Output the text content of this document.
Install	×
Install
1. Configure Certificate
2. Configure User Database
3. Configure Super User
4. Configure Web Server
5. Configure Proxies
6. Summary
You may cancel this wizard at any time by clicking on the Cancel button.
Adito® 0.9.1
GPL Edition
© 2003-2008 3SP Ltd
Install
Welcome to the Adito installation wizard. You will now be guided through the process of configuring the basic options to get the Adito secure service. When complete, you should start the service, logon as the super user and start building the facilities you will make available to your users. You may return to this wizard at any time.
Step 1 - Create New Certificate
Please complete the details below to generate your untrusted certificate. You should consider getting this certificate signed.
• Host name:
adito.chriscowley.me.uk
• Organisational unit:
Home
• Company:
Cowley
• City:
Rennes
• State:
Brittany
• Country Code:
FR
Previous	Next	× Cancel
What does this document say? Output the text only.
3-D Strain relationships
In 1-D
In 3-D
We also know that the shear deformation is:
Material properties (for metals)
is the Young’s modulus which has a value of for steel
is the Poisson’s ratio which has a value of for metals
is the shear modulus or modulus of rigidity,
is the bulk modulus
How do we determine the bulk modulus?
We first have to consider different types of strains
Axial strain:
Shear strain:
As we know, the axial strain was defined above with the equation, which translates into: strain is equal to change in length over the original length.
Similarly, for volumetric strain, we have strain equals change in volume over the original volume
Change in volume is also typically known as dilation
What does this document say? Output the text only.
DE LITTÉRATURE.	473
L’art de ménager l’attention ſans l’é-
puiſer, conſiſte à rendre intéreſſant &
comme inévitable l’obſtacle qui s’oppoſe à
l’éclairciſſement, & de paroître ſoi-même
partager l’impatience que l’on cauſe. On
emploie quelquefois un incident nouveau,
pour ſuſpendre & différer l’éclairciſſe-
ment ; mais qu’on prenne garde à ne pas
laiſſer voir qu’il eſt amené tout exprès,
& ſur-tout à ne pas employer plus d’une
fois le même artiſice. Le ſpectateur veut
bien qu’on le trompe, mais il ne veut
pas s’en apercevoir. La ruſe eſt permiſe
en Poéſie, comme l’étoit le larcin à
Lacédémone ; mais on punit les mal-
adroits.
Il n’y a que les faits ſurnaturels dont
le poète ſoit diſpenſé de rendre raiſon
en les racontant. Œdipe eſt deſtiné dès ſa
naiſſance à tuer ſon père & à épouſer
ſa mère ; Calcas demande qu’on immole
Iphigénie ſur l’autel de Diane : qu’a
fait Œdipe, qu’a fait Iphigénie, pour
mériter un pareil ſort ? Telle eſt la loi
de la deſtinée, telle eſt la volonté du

◆ What you have to do
Set down the entries above again, word for word.

◆ Solution below
Output the text content of this document.
Install	×
Install
1. Configure Certificate
2. Configure User Database
3. Configure Super User
4. Configure Web Server
5. Configure Proxies
6. Summary
You may cancel this wizard at any time by clicking on the Cancel button.
Adito® 0.9.1
GPL Edition
© 2003-2008 3SP Ltd
Install
Welcome to the Adito installation wizard. You will now be guided through the process of configuring the basic options to get the Adito secure service. When complete, you should start the service, logon as the super user and start building the facilities you will make available to your users. You may return to this wizard at any time.
Step 1 - Create New Certificate
Please complete the details below to generate your untrusted certificate. You should consider getting this certificate signed.
• Host name:
adito.chriscowley.me.uk
• Organisational unit:
Home
• Company:
Cowley
• City:
Rennes
• State:
Brittany
• Country Code:
FR
Previous	Next	× Cancel
What does this document say? Output the text only.
3-D Strain relationships
In 1-D
In 3-D
We also know that the shear deformation is:
Material properties (for metals)
is the Young’s modulus which has a value of for steel
is the Poisson’s ratio which has a value of for metals
is the shear modulus or modulus of rigidity,
is the bulk modulus
How do we determine the bulk modulus?
We first have to consider different types of strains
Axial strain:
Shear strain:
As we know, the axial strain was defined above with the equation, which translates into: strain is equal to change in length over the original length.
Similarly, for volumetric strain, we have strain equals change in volume over the original volume
Change in volume is also typically known as dilation
What does this document say? Output the text only.
DE LITTÉRATURE.	473
L’art de ménager l’attention ſans l’é-
puiſer, conſiſte à rendre intéreſſant &
comme inévitable l’obſtacle qui s’oppoſe à
l’éclairciſſement, & de paroître ſoi-même
partager l’impatience que l’on cauſe. On
emploie quelquefois un incident nouveau,
pour ſuſpendre & différer l’éclairciſſe-
ment ; mais qu’on prenne garde à ne pas
laiſſer voir qu’il eſt amené tout exprès,
& ſur-tout à ne pas employer plus d’une
fois le même artiſice. Le ſpectateur veut
bien qu’on le trompe, mais il ne veut
pas s’en apercevoir. La ruſe eſt permiſe
en Poéſie, comme l’étoit le larcin à
Lacédémone ; mais on punit les mal-
adroits.
Il n’y a que les faits ſurnaturels dont
le poète ſoit diſpenſé de rendre raiſon
en les racontant. Œdipe eſt deſtiné dès ſa
naiſſance à tuer ſon père & à épouſer
ſa mère ; Calcas demande qu’on immole
Iphigénie ſur l’autel de Diane : qu’a
fait Œdipe, qu’a fait Iphigénie, pour
mériter un pareil ſort ? Telle eſt la loi
de la deſtinée, telle eſt la volonté du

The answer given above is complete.